Required task
Gather the lines that hold the string "grid".

Source records
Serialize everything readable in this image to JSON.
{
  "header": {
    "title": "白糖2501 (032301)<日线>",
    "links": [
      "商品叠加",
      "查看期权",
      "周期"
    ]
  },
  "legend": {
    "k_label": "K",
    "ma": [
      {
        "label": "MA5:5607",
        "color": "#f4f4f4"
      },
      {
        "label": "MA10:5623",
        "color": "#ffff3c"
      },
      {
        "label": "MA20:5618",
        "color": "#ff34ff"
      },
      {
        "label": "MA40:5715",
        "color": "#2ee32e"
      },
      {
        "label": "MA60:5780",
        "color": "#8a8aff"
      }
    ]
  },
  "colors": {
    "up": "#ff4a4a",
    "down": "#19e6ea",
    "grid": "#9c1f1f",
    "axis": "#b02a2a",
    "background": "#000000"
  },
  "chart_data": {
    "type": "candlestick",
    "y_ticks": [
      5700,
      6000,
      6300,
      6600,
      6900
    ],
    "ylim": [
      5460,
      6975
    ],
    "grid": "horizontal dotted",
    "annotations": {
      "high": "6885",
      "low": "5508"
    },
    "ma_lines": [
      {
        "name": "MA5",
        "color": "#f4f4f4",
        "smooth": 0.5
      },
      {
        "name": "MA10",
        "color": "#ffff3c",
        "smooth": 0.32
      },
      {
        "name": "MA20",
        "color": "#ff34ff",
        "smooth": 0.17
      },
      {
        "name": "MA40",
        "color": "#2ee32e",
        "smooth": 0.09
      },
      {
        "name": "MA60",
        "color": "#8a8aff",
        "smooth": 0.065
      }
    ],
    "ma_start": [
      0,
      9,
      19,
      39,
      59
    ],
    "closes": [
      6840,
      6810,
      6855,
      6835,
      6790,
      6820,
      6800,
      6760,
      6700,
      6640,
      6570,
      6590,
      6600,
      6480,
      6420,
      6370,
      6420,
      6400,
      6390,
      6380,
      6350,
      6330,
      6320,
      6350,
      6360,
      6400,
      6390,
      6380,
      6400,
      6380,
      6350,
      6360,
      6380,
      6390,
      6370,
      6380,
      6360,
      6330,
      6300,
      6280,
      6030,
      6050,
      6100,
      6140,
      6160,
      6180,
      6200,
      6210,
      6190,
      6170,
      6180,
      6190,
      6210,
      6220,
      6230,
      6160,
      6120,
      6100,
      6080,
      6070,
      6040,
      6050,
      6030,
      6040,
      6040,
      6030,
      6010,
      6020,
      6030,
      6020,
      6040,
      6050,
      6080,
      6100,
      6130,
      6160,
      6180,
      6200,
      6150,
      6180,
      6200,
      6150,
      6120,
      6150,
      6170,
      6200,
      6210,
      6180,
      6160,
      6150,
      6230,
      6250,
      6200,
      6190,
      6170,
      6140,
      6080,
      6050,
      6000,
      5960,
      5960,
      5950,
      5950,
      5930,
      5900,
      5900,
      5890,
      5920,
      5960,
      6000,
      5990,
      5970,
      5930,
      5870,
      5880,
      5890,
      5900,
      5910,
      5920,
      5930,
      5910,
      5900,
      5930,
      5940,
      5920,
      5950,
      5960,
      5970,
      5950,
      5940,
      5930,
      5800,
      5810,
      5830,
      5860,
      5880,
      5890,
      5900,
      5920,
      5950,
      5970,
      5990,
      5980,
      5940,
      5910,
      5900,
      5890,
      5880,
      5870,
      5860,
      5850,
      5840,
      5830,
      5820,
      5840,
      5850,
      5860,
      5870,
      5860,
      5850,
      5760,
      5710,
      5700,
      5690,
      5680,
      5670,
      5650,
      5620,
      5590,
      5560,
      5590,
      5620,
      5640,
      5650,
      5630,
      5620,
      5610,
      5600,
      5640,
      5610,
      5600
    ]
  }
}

Written reply
    "grid": "#9c1f1f",
    "grid": "horizontal dotted",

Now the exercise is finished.